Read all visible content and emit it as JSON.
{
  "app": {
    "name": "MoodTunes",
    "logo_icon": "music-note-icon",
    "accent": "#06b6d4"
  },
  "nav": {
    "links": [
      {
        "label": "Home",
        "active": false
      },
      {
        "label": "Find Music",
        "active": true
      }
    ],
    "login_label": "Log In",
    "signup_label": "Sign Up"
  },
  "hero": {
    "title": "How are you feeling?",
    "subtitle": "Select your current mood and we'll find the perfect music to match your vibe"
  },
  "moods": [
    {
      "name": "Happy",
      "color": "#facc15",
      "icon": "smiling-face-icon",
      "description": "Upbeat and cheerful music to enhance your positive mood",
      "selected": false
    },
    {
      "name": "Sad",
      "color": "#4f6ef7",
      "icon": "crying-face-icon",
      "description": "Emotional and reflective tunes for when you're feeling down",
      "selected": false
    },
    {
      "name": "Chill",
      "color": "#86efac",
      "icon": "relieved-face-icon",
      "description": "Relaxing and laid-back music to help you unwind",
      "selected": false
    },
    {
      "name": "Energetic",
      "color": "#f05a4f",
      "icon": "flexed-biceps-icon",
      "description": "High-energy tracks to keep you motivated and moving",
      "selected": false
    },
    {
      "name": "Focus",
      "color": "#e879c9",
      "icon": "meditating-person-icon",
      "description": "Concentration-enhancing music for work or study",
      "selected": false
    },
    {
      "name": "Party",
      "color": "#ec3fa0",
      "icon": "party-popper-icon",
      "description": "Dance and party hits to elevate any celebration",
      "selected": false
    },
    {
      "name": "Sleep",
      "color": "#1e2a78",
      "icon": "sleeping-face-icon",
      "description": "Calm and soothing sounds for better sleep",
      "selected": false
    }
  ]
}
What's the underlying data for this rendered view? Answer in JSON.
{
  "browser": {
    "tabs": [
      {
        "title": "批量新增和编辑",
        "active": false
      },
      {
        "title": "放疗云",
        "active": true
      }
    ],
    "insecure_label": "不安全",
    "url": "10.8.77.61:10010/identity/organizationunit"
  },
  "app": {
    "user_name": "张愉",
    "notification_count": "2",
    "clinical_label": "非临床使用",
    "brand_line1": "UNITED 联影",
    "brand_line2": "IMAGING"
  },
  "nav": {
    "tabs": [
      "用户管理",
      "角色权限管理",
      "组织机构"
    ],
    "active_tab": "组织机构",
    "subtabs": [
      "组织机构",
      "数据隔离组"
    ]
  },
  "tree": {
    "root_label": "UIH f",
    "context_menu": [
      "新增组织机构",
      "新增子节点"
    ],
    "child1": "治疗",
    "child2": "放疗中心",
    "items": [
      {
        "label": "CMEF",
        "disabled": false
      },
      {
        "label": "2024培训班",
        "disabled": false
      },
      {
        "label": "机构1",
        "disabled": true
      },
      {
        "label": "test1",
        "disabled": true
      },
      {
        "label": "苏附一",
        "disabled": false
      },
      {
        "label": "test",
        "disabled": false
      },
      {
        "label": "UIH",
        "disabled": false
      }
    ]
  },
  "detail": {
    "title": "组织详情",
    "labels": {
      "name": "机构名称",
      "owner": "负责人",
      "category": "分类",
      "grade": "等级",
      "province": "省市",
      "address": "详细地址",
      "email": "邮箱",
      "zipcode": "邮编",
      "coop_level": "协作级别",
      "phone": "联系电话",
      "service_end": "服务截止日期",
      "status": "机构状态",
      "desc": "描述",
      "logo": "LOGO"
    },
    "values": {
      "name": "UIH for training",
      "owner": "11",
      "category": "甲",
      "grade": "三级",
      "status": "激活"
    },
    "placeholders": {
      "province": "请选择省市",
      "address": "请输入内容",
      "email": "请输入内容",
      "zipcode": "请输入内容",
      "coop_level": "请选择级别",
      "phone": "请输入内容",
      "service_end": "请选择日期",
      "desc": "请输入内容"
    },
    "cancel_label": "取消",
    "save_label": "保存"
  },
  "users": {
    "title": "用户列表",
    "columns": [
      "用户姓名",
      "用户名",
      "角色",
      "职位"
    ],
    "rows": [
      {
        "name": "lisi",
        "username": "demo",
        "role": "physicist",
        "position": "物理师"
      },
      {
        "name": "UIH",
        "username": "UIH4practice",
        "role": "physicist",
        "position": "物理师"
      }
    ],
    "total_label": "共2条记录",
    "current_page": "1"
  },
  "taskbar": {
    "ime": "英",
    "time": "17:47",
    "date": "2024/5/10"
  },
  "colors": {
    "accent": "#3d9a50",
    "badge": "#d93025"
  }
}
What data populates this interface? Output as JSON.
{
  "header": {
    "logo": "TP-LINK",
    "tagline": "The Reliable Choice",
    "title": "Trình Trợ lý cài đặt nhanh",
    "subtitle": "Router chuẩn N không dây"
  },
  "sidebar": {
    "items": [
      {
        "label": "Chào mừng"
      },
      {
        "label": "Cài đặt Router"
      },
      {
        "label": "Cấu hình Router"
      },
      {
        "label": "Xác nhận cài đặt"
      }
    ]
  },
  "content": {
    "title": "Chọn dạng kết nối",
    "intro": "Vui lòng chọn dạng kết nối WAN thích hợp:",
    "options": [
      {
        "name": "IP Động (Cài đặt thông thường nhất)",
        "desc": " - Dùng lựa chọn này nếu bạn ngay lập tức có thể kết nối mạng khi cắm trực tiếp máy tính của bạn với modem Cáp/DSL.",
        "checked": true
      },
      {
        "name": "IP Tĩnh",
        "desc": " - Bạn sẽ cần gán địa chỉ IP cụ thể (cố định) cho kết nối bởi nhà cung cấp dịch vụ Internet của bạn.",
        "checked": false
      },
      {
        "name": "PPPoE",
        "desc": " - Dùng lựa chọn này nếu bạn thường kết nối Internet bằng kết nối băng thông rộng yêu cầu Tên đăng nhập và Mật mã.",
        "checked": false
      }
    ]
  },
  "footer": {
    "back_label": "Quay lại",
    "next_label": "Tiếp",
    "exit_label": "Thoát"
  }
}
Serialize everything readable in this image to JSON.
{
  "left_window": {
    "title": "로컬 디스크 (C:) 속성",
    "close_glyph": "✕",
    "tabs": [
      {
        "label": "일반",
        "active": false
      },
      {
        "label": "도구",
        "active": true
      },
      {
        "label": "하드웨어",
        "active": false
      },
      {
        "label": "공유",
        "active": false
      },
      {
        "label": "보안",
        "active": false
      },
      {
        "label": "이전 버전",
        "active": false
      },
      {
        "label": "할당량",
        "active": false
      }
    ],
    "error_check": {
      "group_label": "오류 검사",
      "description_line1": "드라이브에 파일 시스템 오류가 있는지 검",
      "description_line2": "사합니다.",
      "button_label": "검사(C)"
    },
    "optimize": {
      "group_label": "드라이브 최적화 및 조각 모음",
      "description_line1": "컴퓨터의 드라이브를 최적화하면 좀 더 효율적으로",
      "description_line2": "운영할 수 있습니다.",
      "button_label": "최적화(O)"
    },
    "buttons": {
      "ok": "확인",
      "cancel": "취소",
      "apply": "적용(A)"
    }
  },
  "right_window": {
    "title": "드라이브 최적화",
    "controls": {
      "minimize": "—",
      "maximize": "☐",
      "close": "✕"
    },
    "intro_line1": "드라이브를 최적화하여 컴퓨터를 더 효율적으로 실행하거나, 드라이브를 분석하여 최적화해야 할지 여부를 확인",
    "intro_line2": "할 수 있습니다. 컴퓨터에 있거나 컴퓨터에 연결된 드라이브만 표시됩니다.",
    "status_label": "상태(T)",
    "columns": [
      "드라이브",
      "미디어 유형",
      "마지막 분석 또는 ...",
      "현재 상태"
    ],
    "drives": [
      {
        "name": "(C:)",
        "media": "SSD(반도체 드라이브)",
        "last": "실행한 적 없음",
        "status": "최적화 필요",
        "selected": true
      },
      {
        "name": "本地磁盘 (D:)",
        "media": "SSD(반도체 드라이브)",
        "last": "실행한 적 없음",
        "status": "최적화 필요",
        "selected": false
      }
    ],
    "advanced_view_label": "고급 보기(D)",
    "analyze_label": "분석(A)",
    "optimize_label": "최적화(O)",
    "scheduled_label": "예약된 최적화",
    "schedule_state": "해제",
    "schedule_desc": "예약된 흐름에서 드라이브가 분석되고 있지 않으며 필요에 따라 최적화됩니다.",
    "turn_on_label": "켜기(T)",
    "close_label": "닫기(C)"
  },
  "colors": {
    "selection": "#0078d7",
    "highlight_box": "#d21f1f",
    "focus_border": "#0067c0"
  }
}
———
Identify every line where the string "this" appears.

What's the underlying data for this rendered view? Answer in JSON.
What data populates this interface? Output as JSON.
Serialize everything readable in this image to JSON.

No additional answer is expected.